* **Aim of the exercise**
In the material below, find every line with "half" and pull it out.

* **Record extracts**
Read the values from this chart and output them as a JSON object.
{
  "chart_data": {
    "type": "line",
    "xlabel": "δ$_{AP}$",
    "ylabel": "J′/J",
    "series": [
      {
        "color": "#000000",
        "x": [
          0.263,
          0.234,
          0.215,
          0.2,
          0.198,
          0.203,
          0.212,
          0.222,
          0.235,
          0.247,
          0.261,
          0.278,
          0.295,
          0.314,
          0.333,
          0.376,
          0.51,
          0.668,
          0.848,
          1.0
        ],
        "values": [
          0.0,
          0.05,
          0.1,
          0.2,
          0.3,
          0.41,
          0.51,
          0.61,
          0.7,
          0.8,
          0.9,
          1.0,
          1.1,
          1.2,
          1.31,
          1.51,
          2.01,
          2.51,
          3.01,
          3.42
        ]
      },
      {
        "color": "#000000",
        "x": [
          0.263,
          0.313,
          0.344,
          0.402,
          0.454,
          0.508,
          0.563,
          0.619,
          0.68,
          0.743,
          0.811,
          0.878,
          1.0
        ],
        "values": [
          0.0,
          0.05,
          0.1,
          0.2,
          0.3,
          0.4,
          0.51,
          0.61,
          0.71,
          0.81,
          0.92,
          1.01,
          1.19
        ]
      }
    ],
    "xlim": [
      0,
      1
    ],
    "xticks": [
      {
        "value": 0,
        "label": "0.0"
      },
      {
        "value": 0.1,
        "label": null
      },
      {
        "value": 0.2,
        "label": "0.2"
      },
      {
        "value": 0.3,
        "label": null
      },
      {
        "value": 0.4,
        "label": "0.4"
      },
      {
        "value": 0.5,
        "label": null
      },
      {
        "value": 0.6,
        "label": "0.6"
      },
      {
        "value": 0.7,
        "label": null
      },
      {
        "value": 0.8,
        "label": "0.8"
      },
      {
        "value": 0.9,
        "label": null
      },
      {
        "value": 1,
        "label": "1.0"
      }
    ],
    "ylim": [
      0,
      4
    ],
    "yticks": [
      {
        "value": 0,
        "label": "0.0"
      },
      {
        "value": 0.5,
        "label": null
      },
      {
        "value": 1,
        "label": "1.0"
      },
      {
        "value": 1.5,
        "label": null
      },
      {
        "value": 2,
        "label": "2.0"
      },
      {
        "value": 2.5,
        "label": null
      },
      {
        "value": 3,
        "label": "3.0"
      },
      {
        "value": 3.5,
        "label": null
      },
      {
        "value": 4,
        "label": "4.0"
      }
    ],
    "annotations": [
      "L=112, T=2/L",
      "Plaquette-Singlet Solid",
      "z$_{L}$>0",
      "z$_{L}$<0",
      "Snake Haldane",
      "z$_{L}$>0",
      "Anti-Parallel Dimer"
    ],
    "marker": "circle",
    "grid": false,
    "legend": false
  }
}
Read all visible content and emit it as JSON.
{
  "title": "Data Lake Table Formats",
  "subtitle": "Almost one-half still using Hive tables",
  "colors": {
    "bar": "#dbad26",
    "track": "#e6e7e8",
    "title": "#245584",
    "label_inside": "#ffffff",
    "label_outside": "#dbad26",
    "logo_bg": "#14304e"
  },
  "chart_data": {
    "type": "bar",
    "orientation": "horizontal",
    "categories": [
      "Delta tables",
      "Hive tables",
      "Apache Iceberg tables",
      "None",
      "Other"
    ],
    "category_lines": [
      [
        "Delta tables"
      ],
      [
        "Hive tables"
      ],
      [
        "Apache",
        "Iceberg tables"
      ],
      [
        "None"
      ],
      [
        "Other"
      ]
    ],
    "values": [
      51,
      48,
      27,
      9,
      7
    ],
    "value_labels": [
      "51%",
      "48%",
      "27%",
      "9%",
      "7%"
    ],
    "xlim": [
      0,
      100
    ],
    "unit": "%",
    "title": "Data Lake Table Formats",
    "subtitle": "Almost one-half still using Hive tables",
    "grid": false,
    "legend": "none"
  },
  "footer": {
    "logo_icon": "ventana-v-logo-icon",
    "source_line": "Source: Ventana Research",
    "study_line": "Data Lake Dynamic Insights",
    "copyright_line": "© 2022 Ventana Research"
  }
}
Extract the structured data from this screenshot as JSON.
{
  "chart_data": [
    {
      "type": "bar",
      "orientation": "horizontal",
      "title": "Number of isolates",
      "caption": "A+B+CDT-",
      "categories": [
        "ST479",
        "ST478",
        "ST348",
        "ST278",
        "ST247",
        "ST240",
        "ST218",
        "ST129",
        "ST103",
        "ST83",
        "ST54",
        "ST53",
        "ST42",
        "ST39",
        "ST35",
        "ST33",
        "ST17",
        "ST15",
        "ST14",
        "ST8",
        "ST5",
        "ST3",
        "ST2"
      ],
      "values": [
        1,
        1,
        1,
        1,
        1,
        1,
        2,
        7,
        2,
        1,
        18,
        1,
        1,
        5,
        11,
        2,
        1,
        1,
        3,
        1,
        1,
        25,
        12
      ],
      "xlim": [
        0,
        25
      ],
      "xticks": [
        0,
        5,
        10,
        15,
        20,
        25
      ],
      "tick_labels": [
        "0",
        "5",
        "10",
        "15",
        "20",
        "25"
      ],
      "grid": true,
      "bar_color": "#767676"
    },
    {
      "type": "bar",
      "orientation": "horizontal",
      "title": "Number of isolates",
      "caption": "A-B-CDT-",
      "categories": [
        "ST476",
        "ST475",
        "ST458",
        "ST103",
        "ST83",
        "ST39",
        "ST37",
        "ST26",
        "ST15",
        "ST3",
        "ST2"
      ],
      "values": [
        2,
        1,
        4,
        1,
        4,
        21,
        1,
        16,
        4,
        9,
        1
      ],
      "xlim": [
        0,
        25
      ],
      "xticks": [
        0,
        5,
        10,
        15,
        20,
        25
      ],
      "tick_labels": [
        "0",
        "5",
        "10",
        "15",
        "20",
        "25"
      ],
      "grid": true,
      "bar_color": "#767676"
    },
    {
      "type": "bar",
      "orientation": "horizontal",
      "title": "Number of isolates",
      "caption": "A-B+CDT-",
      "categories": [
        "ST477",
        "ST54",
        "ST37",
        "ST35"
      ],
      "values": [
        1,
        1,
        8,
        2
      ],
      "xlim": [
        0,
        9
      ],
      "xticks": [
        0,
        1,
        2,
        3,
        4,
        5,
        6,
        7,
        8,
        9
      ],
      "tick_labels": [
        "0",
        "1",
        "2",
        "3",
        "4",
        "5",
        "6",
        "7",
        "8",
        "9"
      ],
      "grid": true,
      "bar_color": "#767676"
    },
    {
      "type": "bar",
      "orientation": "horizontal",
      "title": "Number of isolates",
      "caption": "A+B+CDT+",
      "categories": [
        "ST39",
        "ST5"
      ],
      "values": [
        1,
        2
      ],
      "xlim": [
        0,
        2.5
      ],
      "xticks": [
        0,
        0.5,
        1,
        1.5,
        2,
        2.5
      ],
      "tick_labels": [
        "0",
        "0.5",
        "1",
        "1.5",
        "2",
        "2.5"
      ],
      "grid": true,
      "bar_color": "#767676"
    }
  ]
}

* **Answer to this exercise**
  "subtitle": "Almost one-half still using Hive tables",
    "subtitle": "Almost one-half still using Hive tables",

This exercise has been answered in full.